Short problem: Output each line below without any changes, and omit the pictures from your answer.

A dataset excerpt:
▬▬▬▬▬▬
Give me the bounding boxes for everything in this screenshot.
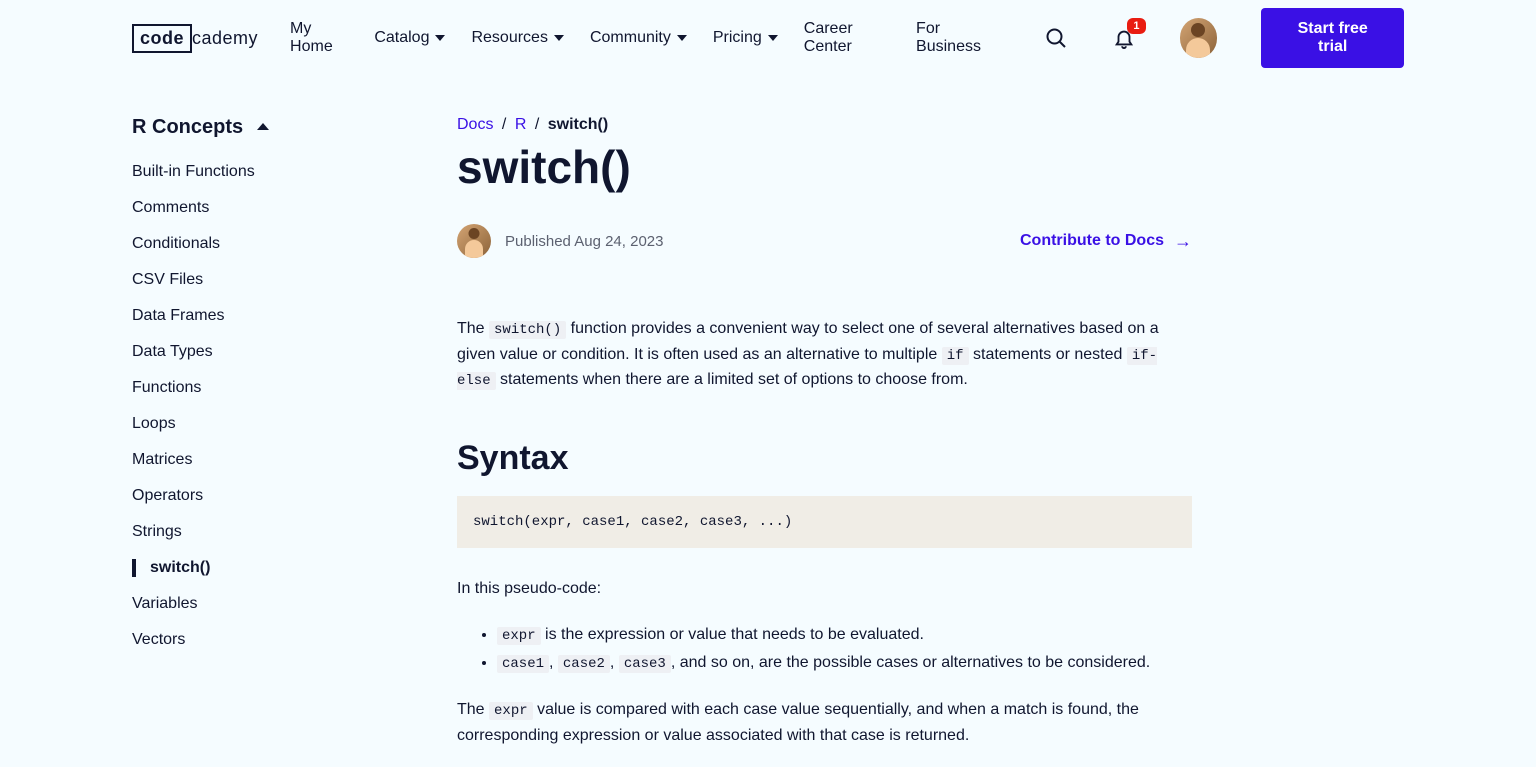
nav-for-business[interactable]: For Business — [916, 20, 995, 56]
sidebar-item[interactable]: Built-in Functions — [132, 163, 327, 181]
syntax-code-block: switch(expr, case1, case2, case3, ...) — [457, 496, 1192, 548]
breadcrumb-sep: / — [502, 116, 506, 133]
syntax-heading: Syntax — [457, 439, 1192, 478]
start-free-trial-button[interactable]: Start free trial — [1261, 8, 1404, 68]
nav: My Home Catalog Resources Community Pric… — [290, 20, 995, 56]
inline-code: case1 — [497, 655, 549, 673]
logo-box: code — [132, 24, 192, 53]
intro-paragraph: The switch() function provides a conveni… — [457, 316, 1192, 393]
caret-down-icon — [768, 35, 778, 41]
sidebar-item[interactable]: Operators — [132, 487, 327, 505]
sidebar: R Concepts Built-in Functions Comments Con… — [132, 116, 327, 767]
published-date: Published Aug 24, 2023 — [505, 233, 663, 250]
nav-career-center[interactable]: Career Center — [804, 20, 890, 56]
notifications-button[interactable]: 1 — [1112, 26, 1136, 50]
sidebar-item[interactable]: Functions — [132, 379, 327, 397]
caret-down-icon — [554, 35, 564, 41]
contribute-label: Contribute to Docs — [1020, 232, 1164, 250]
sidebar-item[interactable]: Strings — [132, 523, 327, 541]
inline-code: case3 — [619, 655, 671, 673]
sidebar-item[interactable]: CSV Files — [132, 271, 327, 289]
logo[interactable]: codecademy — [132, 24, 258, 53]
list-item: expr is the expression or value that nee… — [497, 621, 1192, 649]
page-title: switch() — [457, 140, 1192, 194]
outro-paragraph: The expr value is compared with each cas… — [457, 697, 1192, 748]
meta-row: Published Aug 24, 2023 Contribute to Doc… — [457, 224, 1192, 258]
breadcrumb-sep: / — [535, 116, 539, 133]
sidebar-list: Built-in Functions Comments Conditionals CS… — [132, 163, 327, 649]
author-avatar[interactable] — [457, 224, 491, 258]
contribute-link[interactable]: Contribute to Docs → — [1020, 231, 1192, 252]
nav-community[interactable]: Community — [590, 29, 687, 47]
nav-pricing[interactable]: Pricing — [713, 29, 778, 47]
sidebar-item[interactable]: Matrices — [132, 451, 327, 469]
chevron-up-icon — [257, 123, 269, 130]
inline-code: case2 — [558, 655, 610, 673]
nav-my-home[interactable]: My Home — [290, 20, 348, 56]
breadcrumb-current: switch() — [548, 116, 608, 133]
notification-badge: 1 — [1127, 18, 1145, 34]
sidebar-item[interactable]: Conditionals — [132, 235, 327, 253]
sidebar-item[interactable]: Variables — [132, 595, 327, 613]
sidebar-title-label: R Concepts — [132, 116, 243, 139]
avatar[interactable] — [1180, 18, 1218, 58]
breadcrumb-r[interactable]: R — [515, 116, 527, 133]
breadcrumb-docs[interactable]: Docs — [457, 116, 493, 133]
arrow-right-icon: → — [1174, 231, 1192, 252]
inline-code: switch() — [489, 321, 566, 339]
caret-down-icon — [435, 35, 445, 41]
logo-rest: cademy — [192, 28, 258, 49]
caret-down-icon — [677, 35, 687, 41]
sidebar-item[interactable]: Vectors — [132, 631, 327, 649]
list-item: case1, case2, case3, and so on, are the … — [497, 649, 1192, 677]
content: Docs / R / switch() switch() Published A… — [457, 116, 1192, 767]
sidebar-item[interactable]: Comments — [132, 199, 327, 217]
nav-catalog[interactable]: Catalog — [374, 29, 445, 47]
pseudo-intro: In this pseudo-code: — [457, 576, 1192, 602]
pseudo-list: expr is the expression or value that nee… — [457, 621, 1192, 677]
author: Published Aug 24, 2023 — [457, 224, 663, 258]
header: codecademy My Home Catalog Resources Com… — [0, 0, 1536, 76]
sidebar-item[interactable]: Loops — [132, 415, 327, 433]
nav-resources[interactable]: Resources — [471, 29, 563, 47]
breadcrumb: Docs / R / switch() — [457, 116, 1192, 134]
inline-code: expr — [489, 702, 533, 720]
sidebar-item[interactable]: Data Types — [132, 343, 327, 361]
sidebar-item[interactable]: switch() — [132, 559, 327, 577]
inline-code: if — [942, 347, 969, 365]
sidebar-item[interactable]: Data Frames — [132, 307, 327, 325]
sidebar-title[interactable]: R Concepts — [132, 116, 327, 139]
inline-code: expr — [497, 627, 541, 645]
search-icon[interactable] — [1044, 26, 1068, 50]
▬▬▬▬▬▬
Expected output:
Give me the bounding boxes for everything in this screenshot.
nav-for-business[interactable]: For Business — [916, 20, 995, 56]
sidebar-item[interactable]: Built-in Functions — [132, 163, 327, 181]
syntax-code-block: switch(expr, case1, case2, case3, ...) — [457, 496, 1192, 548]
breadcrumb-sep: / — [502, 116, 506, 133]
syntax-heading: Syntax — [457, 439, 1192, 478]
start-free-trial-button[interactable]: Start free trial — [1261, 8, 1404, 68]
nav: My Home Catalog Resources Community Pric… — [290, 20, 995, 56]
inline-code: case1 — [497, 655, 549, 673]
logo-box: code — [132, 24, 192, 53]
intro-paragraph: The switch() function provides a conveni… — [457, 316, 1192, 393]
caret-down-icon — [768, 35, 778, 41]
sidebar-item[interactable]: Operators — [132, 487, 327, 505]
sidebar: R Concepts Built-in Functions Comments Con… — [132, 116, 327, 767]
published-date: Published Aug 24, 2023 — [505, 233, 663, 250]
nav-career-center[interactable]: Career Center — [804, 20, 890, 56]
notifications-button[interactable]: 1 — [1112, 26, 1136, 50]
sidebar-item[interactable]: Functions — [132, 379, 327, 397]
caret-down-icon — [554, 35, 564, 41]
contribute-label: Contribute to Docs — [1020, 232, 1164, 250]
sidebar-item[interactable]: Strings — [132, 523, 327, 541]
inline-code: case3 — [619, 655, 671, 673]
sidebar-item[interactable]: CSV Files — [132, 271, 327, 289]
logo[interactable]: codecademy — [132, 24, 258, 53]
list-item: expr is the expression or value that nee… — [497, 621, 1192, 649]
page-title: switch() — [457, 140, 1192, 194]
outro-paragraph: The expr value is compared with each cas… — [457, 697, 1192, 748]
meta-row: Published Aug 24, 2023 Contribute to Doc… — [457, 224, 1192, 258]
breadcrumb-sep: / — [535, 116, 539, 133]
sidebar-list: Built-in Functions Comments Conditionals CS… — [132, 163, 327, 649]
author-avatar[interactable] — [457, 224, 491, 258]
contribute-link[interactable]: Contribute to Docs → — [1020, 231, 1192, 252]
nav-community[interactable]: Community — [590, 29, 687, 47]
nav-pricing[interactable]: Pricing — [713, 29, 778, 47]
sidebar-item[interactable]: Matrices — [132, 451, 327, 469]
chevron-up-icon — [257, 123, 269, 130]
inline-code: case2 — [558, 655, 610, 673]
nav-my-home[interactable]: My Home — [290, 20, 348, 56]
breadcrumb-current: switch() — [548, 116, 608, 133]
notification-badge: 1 — [1127, 18, 1145, 34]
sidebar-item[interactable]: Conditionals — [132, 235, 327, 253]
sidebar-item[interactable]: Variables — [132, 595, 327, 613]
sidebar-title-label: R Concepts — [132, 116, 243, 139]
avatar[interactable] — [1180, 18, 1218, 58]
breadcrumb-r[interactable]: R — [515, 116, 527, 133]
breadcrumb-docs[interactable]: Docs — [457, 116, 493, 133]
arrow-right-icon: → — [1174, 231, 1192, 252]
inline-code: switch() — [489, 321, 566, 339]
caret-down-icon — [435, 35, 445, 41]
logo-rest: cademy — [192, 28, 258, 49]
caret-down-icon — [677, 35, 687, 41]
sidebar-item[interactable]: Vectors — [132, 631, 327, 649]
list-item: case1, case2, case3, and so on, are the … — [497, 649, 1192, 677]
content: Docs / R / switch() switch() Published A… — [457, 116, 1192, 767]
sidebar-item[interactable]: Comments — [132, 199, 327, 217]
nav-catalog[interactable]: Catalog — [374, 29, 445, 47]
pseudo-intro: In this pseudo-code: — [457, 576, 1192, 602]
pseudo-list: expr is the expression or value that nee… — [457, 621, 1192, 677]
author: Published Aug 24, 2023 — [457, 224, 663, 258]
header: codecademy My Home Catalog Resources Com… — [0, 0, 1536, 76]
sidebar-item[interactable]: Loops — [132, 415, 327, 433]
nav-resources[interactable]: Resources — [471, 29, 563, 47]
breadcrumb: Docs / R / switch() — [457, 116, 1192, 134]
inline-code: expr — [489, 702, 533, 720]
sidebar-item[interactable]: Data Types — [132, 343, 327, 361]
sidebar-item[interactable]: switch() — [132, 559, 327, 577]
inline-code: if — [942, 347, 969, 365]
sidebar-item[interactable]: Data Frames — [132, 307, 327, 325]
sidebar-title[interactable]: R Concepts — [132, 116, 327, 139]
inline-code: expr — [497, 627, 541, 645]
search-icon[interactable] — [1044, 26, 1068, 50]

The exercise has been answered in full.